> [Set exercise] Keep only the lines of the listing below that contain the string "signal", and copy each of them out.
**** Supplied entries
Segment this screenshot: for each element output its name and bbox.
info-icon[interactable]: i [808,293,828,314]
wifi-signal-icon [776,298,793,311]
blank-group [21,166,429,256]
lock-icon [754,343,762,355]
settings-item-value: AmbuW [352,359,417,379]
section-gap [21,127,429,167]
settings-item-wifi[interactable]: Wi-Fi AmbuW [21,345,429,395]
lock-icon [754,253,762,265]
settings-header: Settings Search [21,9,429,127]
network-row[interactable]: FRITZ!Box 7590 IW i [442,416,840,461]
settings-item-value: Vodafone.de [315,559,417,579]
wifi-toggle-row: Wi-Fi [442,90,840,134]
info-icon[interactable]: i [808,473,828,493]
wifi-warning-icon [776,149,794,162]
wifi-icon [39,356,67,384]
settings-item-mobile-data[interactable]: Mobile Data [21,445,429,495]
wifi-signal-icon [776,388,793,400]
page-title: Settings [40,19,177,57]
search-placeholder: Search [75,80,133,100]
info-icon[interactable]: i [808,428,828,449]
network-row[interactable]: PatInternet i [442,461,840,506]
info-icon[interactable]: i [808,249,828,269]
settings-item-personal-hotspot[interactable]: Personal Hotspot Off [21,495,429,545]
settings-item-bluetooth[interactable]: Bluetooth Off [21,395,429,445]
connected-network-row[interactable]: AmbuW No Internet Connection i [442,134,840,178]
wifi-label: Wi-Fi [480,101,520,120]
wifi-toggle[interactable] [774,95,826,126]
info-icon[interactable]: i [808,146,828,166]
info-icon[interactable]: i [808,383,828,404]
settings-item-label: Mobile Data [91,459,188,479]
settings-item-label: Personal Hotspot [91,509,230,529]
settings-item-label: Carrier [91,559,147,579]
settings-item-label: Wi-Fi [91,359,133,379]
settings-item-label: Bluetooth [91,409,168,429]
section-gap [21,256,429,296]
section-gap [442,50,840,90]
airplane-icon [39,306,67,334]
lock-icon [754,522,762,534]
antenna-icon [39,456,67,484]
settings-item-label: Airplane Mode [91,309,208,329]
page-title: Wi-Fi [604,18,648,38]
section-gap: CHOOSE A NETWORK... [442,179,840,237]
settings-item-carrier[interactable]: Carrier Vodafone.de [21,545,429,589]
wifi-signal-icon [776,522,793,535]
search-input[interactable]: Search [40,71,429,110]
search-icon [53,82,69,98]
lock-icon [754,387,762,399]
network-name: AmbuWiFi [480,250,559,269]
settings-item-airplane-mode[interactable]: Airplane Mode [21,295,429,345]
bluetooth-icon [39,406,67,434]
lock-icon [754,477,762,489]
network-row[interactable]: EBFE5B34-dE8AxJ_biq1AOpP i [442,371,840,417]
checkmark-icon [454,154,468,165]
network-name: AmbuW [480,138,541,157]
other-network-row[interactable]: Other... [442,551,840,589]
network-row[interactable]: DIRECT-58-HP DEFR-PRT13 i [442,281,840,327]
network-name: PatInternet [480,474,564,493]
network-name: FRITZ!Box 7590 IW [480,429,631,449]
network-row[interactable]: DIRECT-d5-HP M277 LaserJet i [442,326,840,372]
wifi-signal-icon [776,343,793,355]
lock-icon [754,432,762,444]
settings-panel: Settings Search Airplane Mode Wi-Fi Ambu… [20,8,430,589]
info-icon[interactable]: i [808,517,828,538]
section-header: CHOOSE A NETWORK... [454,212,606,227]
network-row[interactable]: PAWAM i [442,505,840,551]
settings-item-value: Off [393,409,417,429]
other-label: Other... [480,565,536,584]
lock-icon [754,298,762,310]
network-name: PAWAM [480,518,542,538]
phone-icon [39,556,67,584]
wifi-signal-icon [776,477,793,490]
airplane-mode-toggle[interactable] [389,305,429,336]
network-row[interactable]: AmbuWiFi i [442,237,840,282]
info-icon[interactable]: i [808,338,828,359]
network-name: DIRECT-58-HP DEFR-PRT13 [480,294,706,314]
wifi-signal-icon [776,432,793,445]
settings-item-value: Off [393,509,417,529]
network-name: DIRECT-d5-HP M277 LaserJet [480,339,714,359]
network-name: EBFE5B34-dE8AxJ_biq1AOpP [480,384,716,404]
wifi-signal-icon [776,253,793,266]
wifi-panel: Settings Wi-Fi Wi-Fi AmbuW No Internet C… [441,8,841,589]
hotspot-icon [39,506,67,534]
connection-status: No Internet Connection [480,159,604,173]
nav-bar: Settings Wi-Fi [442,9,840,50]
********
> [Solution for this exercise]
wifi-signal-icon [776,298,793,311]
wifi-signal-icon [776,388,793,400]
wifi-signal-icon [776,522,793,535]
wifi-signal-icon [776,343,793,355]
wifi-signal-icon [776,477,793,490]
wifi-signal-icon [776,432,793,445]
wifi-signal-icon [776,253,793,266]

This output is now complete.